LISTING:

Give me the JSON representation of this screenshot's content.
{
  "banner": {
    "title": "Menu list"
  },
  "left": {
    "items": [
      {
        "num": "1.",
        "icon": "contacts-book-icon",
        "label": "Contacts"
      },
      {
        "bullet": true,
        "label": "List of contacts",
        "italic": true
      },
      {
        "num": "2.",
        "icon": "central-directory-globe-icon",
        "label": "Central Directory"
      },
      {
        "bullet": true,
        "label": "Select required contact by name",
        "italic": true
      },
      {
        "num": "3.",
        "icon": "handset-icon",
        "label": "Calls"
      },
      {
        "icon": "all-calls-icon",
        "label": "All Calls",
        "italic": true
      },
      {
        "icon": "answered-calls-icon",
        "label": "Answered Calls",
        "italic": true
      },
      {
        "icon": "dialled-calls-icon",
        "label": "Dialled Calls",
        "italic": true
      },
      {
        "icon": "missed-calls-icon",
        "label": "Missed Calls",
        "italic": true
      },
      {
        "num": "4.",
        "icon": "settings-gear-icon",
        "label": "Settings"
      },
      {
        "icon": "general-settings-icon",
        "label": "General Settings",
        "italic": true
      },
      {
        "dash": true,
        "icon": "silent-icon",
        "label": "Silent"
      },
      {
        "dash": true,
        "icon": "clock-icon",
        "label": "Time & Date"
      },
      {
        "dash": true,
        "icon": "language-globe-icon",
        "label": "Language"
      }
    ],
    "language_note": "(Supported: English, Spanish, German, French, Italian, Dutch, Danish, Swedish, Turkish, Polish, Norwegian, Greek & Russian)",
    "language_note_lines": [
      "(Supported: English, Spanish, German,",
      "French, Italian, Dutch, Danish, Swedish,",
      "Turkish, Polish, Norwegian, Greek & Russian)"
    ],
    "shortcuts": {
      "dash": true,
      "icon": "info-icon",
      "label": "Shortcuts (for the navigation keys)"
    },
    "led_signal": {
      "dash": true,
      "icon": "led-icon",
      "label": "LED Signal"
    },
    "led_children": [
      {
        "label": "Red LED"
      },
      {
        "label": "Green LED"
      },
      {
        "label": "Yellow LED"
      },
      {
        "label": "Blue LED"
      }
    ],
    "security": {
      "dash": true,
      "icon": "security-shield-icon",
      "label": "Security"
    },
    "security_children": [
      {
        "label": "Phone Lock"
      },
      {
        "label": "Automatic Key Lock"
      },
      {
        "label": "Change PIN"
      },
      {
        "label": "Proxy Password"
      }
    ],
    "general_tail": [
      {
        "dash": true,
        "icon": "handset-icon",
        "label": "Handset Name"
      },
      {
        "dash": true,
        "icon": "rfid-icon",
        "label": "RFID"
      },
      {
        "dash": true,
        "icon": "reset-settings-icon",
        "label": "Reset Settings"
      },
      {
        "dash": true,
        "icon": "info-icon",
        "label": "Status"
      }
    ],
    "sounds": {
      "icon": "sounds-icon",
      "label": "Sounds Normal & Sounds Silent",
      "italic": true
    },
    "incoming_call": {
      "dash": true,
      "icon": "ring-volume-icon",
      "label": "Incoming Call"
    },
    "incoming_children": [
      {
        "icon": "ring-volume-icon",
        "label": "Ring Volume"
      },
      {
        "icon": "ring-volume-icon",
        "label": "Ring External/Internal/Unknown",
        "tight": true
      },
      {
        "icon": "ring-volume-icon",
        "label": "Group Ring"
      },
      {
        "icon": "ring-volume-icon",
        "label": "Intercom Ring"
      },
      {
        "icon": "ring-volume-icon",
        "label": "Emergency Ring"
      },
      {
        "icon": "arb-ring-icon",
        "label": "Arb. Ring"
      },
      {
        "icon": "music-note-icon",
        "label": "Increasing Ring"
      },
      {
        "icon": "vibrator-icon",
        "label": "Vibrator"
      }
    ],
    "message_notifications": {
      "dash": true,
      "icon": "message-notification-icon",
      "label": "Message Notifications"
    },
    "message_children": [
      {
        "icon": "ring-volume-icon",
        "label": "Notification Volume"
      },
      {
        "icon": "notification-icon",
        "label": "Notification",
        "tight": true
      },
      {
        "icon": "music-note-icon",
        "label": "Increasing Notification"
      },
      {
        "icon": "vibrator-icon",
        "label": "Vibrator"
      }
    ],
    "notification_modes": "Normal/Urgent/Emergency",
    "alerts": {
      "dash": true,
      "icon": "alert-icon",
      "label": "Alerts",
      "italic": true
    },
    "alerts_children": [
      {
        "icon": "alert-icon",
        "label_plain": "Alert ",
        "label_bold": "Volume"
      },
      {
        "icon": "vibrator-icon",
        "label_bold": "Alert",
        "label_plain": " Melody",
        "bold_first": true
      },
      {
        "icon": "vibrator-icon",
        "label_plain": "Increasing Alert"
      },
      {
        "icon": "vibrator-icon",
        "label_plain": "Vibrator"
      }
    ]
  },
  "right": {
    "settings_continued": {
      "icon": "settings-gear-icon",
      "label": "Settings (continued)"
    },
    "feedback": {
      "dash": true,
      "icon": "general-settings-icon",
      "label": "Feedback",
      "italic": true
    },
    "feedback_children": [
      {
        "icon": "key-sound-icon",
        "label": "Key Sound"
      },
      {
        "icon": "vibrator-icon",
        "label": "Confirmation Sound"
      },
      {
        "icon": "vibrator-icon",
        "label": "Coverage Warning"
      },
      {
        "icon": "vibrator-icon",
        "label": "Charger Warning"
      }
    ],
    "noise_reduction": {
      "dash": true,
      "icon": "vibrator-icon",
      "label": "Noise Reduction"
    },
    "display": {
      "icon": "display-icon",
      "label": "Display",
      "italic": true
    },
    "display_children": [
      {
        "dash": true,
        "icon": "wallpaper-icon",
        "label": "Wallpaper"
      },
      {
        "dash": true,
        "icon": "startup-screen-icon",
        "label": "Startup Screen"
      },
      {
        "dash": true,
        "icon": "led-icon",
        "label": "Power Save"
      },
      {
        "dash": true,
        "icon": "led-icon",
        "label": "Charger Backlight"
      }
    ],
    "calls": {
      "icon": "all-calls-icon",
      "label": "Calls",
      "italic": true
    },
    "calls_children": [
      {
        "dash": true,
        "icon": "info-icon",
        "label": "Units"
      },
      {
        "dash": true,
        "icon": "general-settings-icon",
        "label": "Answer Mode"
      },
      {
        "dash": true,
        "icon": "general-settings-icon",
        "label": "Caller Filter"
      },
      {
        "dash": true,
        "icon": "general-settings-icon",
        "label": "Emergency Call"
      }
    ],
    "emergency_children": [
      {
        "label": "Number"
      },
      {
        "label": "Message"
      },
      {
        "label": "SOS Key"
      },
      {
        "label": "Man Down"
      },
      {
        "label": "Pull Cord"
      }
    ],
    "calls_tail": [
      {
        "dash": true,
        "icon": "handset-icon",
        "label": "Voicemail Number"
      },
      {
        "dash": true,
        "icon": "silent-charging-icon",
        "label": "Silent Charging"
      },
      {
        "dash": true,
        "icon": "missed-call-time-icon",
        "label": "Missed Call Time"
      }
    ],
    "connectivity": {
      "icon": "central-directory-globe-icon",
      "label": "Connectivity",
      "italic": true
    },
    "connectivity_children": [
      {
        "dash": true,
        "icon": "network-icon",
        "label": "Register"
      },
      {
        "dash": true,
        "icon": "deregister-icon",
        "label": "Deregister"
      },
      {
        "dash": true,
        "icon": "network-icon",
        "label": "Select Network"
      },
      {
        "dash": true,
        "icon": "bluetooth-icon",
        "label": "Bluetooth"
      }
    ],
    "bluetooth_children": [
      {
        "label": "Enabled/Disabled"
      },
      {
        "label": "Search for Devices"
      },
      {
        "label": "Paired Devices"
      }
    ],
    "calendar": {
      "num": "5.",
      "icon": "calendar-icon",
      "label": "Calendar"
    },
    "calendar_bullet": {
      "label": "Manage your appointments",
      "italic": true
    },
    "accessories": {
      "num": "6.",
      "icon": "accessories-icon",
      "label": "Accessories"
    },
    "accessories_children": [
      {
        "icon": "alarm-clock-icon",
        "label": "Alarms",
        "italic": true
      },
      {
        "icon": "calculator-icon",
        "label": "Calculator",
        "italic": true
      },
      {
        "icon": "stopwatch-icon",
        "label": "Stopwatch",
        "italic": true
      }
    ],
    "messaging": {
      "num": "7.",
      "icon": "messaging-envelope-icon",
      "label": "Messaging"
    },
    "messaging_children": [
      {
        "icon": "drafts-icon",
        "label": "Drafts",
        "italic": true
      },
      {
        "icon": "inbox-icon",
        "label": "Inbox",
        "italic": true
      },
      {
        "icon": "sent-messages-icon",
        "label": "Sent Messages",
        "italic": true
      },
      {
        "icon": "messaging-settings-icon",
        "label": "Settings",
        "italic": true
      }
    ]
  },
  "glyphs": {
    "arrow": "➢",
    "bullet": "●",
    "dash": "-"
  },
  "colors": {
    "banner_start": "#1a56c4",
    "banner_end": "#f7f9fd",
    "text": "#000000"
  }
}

PROBLEM DESCRIPTION: Give only the number of lines above that hold the string "Polish".

TASK RESPONSE: 2